> **Aim of the exercise**
Report how many lines contain "anyone"; state the number and nothing else.

(Rows from a dataset)
........

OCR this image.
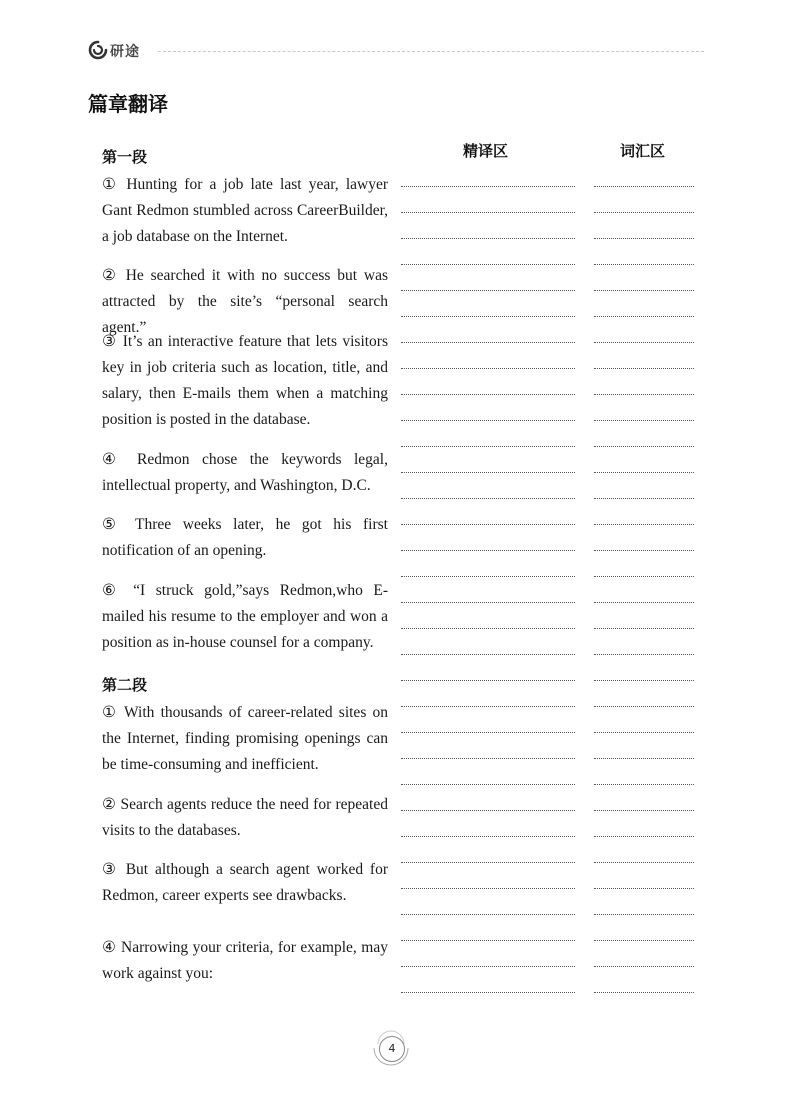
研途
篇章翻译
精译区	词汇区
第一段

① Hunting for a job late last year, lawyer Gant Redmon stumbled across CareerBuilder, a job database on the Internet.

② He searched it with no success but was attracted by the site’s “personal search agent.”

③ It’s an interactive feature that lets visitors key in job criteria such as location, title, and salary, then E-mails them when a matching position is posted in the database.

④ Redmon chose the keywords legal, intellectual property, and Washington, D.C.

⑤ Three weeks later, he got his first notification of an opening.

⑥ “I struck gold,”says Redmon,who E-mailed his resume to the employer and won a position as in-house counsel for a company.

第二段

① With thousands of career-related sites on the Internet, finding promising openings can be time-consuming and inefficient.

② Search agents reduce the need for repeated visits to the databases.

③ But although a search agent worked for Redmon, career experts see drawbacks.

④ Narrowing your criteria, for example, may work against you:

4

........

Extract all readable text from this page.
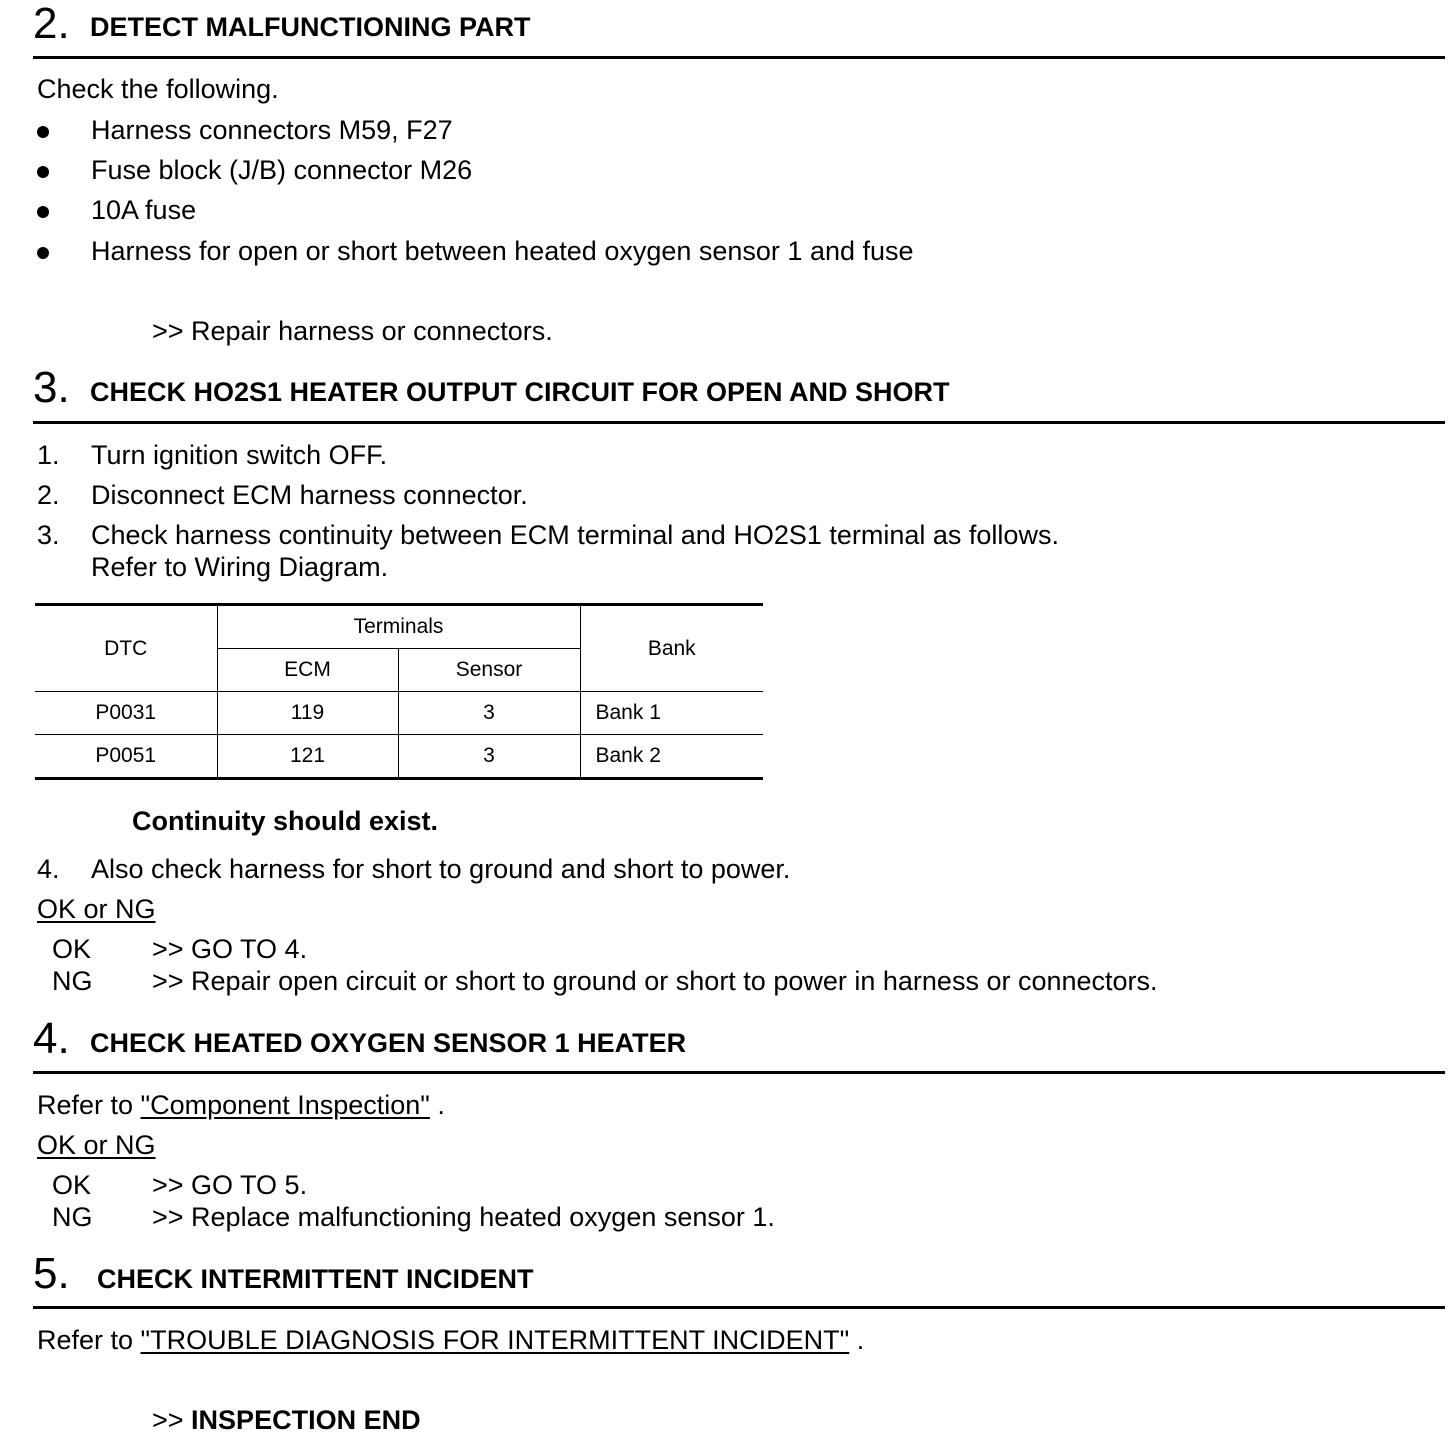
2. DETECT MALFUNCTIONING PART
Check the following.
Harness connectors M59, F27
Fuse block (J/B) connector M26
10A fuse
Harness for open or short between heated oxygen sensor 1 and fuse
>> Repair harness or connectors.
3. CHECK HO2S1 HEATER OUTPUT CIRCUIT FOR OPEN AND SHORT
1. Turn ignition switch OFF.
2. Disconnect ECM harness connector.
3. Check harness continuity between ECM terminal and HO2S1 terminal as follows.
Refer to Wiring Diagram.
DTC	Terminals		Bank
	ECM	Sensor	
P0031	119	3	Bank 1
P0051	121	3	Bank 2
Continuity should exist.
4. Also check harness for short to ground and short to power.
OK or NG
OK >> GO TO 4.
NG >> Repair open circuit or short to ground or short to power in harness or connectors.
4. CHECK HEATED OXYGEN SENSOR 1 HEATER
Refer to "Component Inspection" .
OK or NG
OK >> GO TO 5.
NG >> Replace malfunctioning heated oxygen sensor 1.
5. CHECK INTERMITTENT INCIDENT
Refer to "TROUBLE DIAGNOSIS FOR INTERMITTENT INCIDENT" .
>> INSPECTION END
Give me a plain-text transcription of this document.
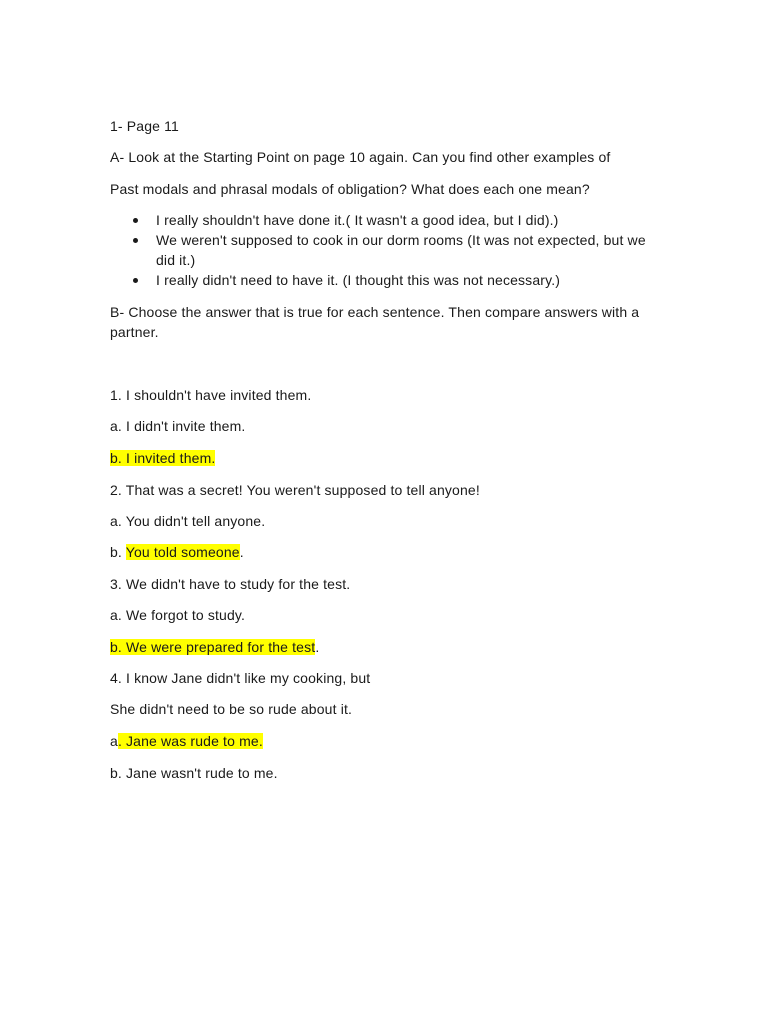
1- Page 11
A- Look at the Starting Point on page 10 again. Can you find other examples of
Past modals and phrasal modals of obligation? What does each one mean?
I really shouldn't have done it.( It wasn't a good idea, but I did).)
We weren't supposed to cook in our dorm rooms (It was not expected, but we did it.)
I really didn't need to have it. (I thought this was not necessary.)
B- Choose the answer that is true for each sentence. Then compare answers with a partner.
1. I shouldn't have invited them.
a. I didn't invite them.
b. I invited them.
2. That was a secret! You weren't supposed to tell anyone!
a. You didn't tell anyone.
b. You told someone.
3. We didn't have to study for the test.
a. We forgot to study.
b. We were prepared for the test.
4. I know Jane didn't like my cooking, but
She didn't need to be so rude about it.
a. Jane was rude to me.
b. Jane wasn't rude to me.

........

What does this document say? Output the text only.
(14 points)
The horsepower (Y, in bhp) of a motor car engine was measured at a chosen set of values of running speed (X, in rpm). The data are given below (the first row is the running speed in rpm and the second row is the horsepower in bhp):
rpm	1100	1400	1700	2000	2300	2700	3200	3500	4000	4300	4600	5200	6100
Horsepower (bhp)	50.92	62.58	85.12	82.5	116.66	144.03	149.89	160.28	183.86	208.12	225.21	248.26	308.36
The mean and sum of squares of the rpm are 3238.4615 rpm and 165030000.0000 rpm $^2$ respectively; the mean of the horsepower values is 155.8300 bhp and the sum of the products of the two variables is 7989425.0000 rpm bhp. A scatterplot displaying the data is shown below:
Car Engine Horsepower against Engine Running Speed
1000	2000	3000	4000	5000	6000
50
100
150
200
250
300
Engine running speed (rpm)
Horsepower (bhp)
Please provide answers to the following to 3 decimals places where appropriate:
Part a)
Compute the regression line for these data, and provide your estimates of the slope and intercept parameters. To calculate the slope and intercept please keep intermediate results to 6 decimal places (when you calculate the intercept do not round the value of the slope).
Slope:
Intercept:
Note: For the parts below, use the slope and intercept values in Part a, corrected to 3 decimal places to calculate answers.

........

> **Task answer**
2